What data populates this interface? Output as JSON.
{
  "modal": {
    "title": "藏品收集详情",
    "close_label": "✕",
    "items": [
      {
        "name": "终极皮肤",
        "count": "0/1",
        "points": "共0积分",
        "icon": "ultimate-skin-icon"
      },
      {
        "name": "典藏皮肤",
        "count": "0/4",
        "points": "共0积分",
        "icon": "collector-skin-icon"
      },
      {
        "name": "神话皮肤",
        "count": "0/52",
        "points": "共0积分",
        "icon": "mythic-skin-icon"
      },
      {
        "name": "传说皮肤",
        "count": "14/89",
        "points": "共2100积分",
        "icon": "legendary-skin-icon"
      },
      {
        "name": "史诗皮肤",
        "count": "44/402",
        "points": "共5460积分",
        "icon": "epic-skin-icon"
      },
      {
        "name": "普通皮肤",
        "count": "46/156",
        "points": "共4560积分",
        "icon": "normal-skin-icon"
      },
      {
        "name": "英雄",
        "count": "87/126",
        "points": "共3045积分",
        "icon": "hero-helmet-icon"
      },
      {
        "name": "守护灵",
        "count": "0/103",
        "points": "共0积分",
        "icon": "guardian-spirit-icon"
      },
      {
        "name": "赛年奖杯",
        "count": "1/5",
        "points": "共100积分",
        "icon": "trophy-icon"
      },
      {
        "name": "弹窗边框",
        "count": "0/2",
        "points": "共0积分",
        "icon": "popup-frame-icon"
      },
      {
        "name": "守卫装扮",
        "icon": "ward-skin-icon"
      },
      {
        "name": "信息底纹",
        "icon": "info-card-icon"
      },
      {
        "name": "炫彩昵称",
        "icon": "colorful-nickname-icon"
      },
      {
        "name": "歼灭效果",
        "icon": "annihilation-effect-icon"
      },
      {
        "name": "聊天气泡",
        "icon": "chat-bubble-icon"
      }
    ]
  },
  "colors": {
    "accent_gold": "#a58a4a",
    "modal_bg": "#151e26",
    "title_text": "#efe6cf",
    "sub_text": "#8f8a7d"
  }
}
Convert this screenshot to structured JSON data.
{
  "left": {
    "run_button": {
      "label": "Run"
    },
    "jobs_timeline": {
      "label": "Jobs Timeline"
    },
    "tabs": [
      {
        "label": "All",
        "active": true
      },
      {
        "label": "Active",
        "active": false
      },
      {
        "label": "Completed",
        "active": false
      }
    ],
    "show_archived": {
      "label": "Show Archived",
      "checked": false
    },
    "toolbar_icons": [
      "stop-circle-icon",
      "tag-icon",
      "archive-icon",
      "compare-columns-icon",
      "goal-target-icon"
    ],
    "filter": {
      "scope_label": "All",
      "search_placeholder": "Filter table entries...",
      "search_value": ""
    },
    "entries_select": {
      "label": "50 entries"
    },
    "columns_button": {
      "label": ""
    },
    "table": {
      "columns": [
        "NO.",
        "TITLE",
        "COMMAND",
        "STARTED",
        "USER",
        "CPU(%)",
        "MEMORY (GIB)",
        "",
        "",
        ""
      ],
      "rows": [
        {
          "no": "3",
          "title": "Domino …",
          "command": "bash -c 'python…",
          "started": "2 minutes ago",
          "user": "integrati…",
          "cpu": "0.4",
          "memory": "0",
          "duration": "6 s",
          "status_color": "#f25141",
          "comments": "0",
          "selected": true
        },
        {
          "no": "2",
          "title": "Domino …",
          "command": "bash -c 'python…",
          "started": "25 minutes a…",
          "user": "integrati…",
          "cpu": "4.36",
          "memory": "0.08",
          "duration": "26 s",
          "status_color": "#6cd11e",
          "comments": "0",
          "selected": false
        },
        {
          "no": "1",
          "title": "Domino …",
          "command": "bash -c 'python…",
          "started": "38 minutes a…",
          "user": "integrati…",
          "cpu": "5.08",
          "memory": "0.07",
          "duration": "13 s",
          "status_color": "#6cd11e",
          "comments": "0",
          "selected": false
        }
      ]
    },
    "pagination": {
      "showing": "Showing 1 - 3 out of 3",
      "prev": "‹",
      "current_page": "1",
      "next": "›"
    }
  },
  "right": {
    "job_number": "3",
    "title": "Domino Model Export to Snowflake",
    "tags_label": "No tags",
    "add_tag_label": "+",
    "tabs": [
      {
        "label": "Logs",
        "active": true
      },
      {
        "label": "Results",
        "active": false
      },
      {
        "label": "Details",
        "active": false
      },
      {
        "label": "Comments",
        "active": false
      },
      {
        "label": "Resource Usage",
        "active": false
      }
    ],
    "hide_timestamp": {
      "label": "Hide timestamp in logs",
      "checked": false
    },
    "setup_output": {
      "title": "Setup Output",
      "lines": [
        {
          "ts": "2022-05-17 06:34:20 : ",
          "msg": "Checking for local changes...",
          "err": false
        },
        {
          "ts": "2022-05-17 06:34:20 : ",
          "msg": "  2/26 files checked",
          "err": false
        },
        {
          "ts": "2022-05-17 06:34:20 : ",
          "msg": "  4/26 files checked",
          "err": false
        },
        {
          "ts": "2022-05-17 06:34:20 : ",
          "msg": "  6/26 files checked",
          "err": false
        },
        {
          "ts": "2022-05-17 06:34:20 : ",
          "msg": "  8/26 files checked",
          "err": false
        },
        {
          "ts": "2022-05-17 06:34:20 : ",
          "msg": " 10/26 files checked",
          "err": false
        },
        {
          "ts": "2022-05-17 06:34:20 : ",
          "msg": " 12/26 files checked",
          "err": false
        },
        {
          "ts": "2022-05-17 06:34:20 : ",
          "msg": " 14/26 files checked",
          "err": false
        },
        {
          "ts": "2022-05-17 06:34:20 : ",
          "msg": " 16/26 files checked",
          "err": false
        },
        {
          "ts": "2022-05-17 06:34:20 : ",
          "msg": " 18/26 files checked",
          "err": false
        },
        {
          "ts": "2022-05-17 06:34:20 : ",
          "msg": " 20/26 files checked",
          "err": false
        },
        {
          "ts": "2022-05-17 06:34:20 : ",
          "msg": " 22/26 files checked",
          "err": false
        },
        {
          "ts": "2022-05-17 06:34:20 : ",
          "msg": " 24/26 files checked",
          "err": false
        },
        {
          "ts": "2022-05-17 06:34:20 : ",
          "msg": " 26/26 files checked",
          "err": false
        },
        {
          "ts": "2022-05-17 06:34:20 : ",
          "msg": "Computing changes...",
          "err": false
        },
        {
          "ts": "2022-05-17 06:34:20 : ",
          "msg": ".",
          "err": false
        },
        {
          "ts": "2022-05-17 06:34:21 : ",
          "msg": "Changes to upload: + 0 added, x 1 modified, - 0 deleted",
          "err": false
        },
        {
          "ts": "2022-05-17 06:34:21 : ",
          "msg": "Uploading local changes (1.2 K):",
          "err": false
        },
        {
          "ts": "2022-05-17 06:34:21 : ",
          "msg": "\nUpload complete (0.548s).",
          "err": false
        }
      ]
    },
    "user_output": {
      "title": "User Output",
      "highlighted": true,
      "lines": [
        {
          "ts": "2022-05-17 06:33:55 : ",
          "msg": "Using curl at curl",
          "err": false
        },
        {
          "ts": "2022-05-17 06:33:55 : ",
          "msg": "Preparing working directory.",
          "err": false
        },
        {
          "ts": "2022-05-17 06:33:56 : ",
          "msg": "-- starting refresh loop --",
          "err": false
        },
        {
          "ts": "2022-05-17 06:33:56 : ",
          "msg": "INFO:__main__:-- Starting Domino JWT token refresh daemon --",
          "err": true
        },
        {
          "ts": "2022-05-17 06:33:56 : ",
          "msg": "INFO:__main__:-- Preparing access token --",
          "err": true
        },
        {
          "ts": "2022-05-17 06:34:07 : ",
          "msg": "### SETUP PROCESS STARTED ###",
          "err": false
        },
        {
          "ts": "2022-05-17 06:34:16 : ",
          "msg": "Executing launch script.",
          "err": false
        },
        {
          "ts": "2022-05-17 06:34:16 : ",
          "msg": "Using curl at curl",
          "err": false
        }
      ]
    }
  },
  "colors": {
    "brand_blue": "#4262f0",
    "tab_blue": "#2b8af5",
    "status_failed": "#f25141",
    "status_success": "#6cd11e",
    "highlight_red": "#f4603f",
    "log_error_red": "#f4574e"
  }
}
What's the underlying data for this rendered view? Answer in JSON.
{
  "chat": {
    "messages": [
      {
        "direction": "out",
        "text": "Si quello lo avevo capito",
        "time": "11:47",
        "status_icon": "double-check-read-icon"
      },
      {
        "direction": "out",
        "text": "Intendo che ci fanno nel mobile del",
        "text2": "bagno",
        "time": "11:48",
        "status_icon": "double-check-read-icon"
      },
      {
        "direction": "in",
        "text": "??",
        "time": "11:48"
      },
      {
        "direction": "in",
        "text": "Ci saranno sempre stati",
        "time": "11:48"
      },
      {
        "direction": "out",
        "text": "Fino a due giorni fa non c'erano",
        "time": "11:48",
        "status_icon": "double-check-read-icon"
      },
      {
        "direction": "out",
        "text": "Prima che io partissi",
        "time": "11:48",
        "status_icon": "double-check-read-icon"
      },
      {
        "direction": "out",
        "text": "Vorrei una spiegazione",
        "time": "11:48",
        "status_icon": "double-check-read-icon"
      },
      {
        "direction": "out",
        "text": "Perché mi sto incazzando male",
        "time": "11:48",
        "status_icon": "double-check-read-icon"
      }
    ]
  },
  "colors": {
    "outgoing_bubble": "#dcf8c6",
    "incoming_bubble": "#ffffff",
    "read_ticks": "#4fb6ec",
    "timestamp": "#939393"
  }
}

> **Problem requirements**
Track down every line with the word "What" and copy it.

> **Complete output**
What data populates this interface? Output as JSON.
What's the underlying data for this rendered view? Answer in JSON.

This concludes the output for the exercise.